Start

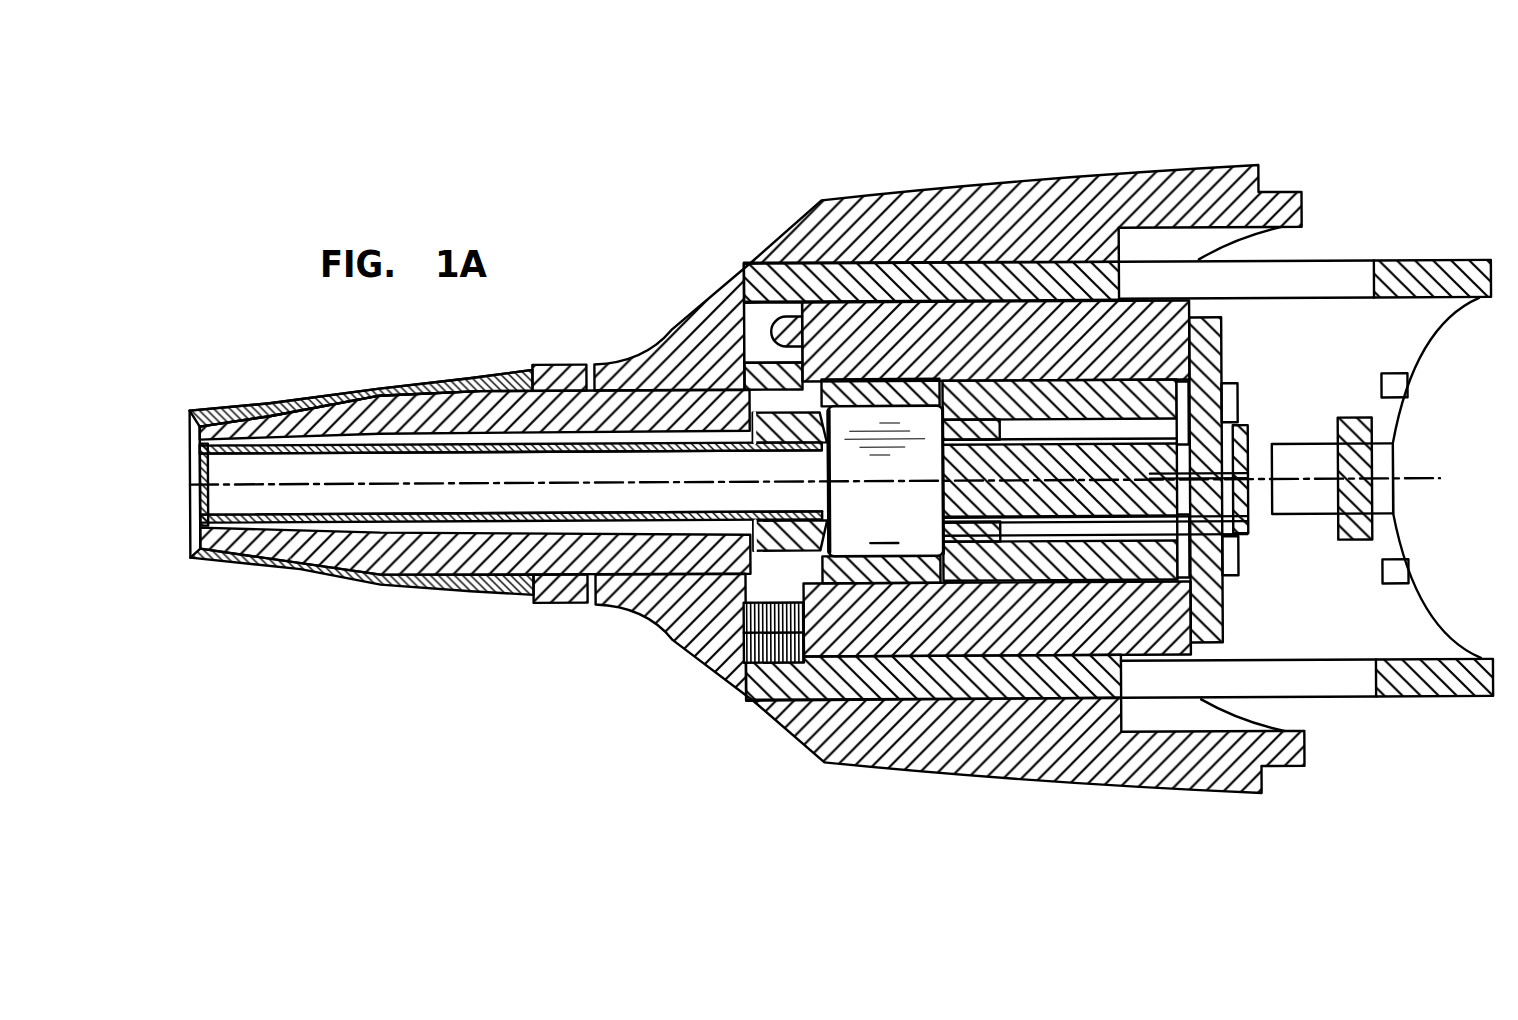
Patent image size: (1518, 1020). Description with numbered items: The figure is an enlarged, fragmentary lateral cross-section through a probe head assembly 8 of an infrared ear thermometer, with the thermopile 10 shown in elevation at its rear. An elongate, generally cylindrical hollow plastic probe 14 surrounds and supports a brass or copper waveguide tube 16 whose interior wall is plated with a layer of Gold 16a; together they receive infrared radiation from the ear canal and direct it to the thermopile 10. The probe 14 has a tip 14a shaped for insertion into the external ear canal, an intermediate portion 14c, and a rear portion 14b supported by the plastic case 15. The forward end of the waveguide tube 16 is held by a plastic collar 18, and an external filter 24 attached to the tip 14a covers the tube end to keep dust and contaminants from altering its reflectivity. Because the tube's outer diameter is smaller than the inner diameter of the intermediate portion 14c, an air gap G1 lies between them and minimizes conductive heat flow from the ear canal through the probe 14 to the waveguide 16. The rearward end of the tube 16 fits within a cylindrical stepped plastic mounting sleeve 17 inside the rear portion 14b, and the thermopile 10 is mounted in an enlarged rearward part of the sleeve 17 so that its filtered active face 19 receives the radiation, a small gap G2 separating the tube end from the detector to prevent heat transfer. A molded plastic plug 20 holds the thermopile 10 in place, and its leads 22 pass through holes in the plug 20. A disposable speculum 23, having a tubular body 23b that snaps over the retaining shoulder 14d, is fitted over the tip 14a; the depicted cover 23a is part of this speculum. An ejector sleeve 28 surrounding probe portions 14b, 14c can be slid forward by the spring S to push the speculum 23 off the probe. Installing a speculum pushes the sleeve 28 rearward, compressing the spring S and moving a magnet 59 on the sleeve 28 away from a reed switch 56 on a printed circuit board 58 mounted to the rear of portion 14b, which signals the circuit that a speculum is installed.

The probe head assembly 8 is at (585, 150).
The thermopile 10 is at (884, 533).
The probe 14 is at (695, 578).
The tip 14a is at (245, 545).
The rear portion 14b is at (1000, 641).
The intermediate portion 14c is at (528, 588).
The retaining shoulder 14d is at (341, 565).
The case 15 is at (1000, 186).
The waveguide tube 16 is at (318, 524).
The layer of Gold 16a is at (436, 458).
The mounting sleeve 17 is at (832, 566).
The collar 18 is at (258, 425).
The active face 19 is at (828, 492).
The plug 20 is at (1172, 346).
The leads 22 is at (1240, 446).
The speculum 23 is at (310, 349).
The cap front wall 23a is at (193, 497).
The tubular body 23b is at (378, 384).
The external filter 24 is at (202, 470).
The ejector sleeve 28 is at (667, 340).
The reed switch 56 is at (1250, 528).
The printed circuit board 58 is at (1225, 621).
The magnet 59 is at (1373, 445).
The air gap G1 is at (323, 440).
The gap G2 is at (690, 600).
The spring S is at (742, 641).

End

> [Problem to solve]
Pull out each line in the rows above that contains the string "plug". Matching is case-sensitive.

> [Result for this task]
Patent image size: (1518, 1020). Description with numbered items: The figure is an enlarged, fragmentary lateral cross-section through a probe head assembly 8 of an infrared ear thermometer, with the thermopile 10 shown in elevation at its rear. An elongate, generally cylindrical hollow plastic probe 14 surrounds and supports a brass or copper waveguide tube 16 whose interior wall is plated with a layer of Gold 16a; together they receive infrared radiation from the ear canal and direct it to the thermopile 10. The probe 14 has a tip 14a shaped for insertion into the external ear canal, an intermediate portion 14c, and a rear portion 14b supported by the plastic case 15. The forward end of the waveguide tube 16 is held by a plastic collar 18, and an external filter 24 attached to the tip 14a covers the tube end to keep dust and contaminants from altering its reflectivity. Because the tube's outer diameter is smaller than the inner diameter of the intermediate portion 14c, an air gap G1 lies between them and minimizes conductive heat flow from the ear canal through the probe 14 to the waveguide 16. The rearward end of the tube 16 fits within a cylindrical stepped plastic mounting sleeve 17 inside the rear portion 14b, and the thermopile 10 is mounted in an enlarged rearward part of the sleeve 17 so that its filtered active face 19 receives the radiation, a small gap G2 separating the tube end from the detector to prevent heat transfer. A molded plastic plug 20 holds the thermopile 10 in place, and its leads 22 pass through holes in the plug 20. A disposable speculum 23, having a tubular body 23b that snaps over the retaining shoulder 14d, is fitted over the tip 14a; the depicted cover 23a is part of this speculum. An ejector sleeve 28 surrounding probe portions 14b, 14c can be slid forward by the spring S to push the speculum 23 off the probe. Installing a speculum pushes the sleeve 28 rearward, compressing the spring S and moving a magnet 59 on the sleeve 28 away from a reed switch 56 on a printed circuit board 58 mounted to the rear of portion 14b, which signals the circuit that a speculum is installed.
The plug 20 is at (1172, 346).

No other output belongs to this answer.